- Short task -
Take the material and output all of it exactly.

- Records for this exercise -
§ §

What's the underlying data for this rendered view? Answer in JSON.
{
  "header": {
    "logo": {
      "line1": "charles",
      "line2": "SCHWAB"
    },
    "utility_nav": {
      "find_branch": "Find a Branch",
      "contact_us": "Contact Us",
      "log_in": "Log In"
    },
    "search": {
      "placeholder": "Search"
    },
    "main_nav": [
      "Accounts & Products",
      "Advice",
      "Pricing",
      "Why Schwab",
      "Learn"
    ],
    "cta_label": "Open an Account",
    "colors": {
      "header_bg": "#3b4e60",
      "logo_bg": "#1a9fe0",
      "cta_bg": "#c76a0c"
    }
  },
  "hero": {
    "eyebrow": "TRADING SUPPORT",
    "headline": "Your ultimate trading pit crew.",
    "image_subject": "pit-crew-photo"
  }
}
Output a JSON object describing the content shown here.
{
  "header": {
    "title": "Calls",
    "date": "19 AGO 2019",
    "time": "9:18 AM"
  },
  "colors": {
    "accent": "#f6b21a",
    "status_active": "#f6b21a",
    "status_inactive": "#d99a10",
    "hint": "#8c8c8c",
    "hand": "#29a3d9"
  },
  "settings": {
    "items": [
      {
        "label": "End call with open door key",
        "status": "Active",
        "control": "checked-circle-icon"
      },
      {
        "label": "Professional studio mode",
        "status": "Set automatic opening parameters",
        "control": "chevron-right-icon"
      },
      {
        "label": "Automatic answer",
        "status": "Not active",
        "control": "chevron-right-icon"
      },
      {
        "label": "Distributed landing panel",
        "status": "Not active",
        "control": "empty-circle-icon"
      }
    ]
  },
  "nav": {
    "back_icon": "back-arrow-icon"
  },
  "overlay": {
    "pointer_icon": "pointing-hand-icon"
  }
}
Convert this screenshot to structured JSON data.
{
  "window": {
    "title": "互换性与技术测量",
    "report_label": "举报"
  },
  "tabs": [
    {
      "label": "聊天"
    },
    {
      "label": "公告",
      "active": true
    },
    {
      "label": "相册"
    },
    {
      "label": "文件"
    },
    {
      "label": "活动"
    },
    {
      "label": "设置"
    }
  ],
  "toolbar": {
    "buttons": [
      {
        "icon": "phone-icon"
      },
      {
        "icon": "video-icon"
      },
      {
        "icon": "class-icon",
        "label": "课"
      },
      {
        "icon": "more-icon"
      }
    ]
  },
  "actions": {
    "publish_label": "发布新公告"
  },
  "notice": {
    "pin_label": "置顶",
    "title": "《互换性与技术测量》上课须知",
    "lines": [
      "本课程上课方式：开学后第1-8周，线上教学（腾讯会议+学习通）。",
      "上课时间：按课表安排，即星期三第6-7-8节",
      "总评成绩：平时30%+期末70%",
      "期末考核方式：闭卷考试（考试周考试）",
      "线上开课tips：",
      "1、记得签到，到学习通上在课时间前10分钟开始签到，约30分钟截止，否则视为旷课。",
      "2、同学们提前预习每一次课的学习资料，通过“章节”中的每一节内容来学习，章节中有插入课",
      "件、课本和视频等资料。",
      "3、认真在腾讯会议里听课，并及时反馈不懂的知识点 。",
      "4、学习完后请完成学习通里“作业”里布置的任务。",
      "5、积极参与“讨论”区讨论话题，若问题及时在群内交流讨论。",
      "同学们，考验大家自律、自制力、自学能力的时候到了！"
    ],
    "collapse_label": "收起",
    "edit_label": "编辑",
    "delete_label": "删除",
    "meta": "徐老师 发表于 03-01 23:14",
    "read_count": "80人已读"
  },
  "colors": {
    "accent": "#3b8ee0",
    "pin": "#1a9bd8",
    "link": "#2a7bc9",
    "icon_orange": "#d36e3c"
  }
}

§ §

- Reply -
What's the underlying data for this rendered view? Answer in JSON.
{
  "header": {
    "logo": {
      "line1": "charles",
      "line2": "SCHWAB"
    },
    "utility_nav": {
      "find_branch": "Find a Branch",
      "contact_us": "Contact Us",
      "log_in": "Log In"
    },
    "search": {
      "placeholder": "Search"
    },
    "main_nav": [
      "Accounts & Products",
      "Advice",
      "Pricing",
      "Why Schwab",
      "Learn"
    ],
    "cta_label": "Open an Account",
    "colors": {
      "header_bg": "#3b4e60",
      "logo_bg": "#1a9fe0",
      "cta_bg": "#c76a0c"
    }
  },
  "hero": {
    "eyebrow": "TRADING SUPPORT",
    "headline": "Your ultimate trading pit crew.",
    "image_subject": "pit-crew-photo"
  }
}
Output a JSON object describing the content shown here.
{
  "header": {
    "title": "Calls",
    "date": "19 AGO 2019",
    "time": "9:18 AM"
  },
  "colors": {
    "accent": "#f6b21a",
    "status_active": "#f6b21a",
    "status_inactive": "#d99a10",
    "hint": "#8c8c8c",
    "hand": "#29a3d9"
  },
  "settings": {
    "items": [
      {
        "label": "End call with open door key",
        "status": "Active",
        "control": "checked-circle-icon"
      },
      {
        "label": "Professional studio mode",
        "status": "Set automatic opening parameters",
        "control": "chevron-right-icon"
      },
      {
        "label": "Automatic answer",
        "status": "Not active",
        "control": "chevron-right-icon"
      },
      {
        "label": "Distributed landing panel",
        "status": "Not active",
        "control": "empty-circle-icon"
      }
    ]
  },
  "nav": {
    "back_icon": "back-arrow-icon"
  },
  "overlay": {
    "pointer_icon": "pointing-hand-icon"
  }
}
Convert this screenshot to structured JSON data.
{
  "window": {
    "title": "互换性与技术测量",
    "report_label": "举报"
  },
  "tabs": [
    {
      "label": "聊天"
    },
    {
      "label": "公告",
      "active": true
    },
    {
      "label": "相册"
    },
    {
      "label": "文件"
    },
    {
      "label": "活动"
    },
    {
      "label": "设置"
    }
  ],
  "toolbar": {
    "buttons": [
      {
        "icon": "phone-icon"
      },
      {
        "icon": "video-icon"
      },
      {
        "icon": "class-icon",
        "label": "课"
      },
      {
        "icon": "more-icon"
      }
    ]
  },
  "actions": {
    "publish_label": "发布新公告"
  },
  "notice": {
    "pin_label": "置顶",
    "title": "《互换性与技术测量》上课须知",
    "lines": [
      "本课程上课方式：开学后第1-8周，线上教学（腾讯会议+学习通）。",
      "上课时间：按课表安排，即星期三第6-7-8节",
      "总评成绩：平时30%+期末70%",
      "期末考核方式：闭卷考试（考试周考试）",
      "线上开课tips：",
      "1、记得签到，到学习通上在课时间前10分钟开始签到，约30分钟截止，否则视为旷课。",
      "2、同学们提前预习每一次课的学习资料，通过“章节”中的每一节内容来学习，章节中有插入课",
      "件、课本和视频等资料。",
      "3、认真在腾讯会议里听课，并及时反馈不懂的知识点 。",
      "4、学习完后请完成学习通里“作业”里布置的任务。",
      "5、积极参与“讨论”区讨论话题，若问题及时在群内交流讨论。",
      "同学们，考验大家自律、自制力、自学能力的时候到了！"
    ],
    "collapse_label": "收起",
    "edit_label": "编辑",
    "delete_label": "删除",
    "meta": "徐老师 发表于 03-01 23:14",
    "read_count": "80人已读"
  },
  "colors": {
    "accent": "#3b8ee0",
    "pin": "#1a9bd8",
    "link": "#2a7bc9",
    "icon_orange": "#d36e3c"
  }
}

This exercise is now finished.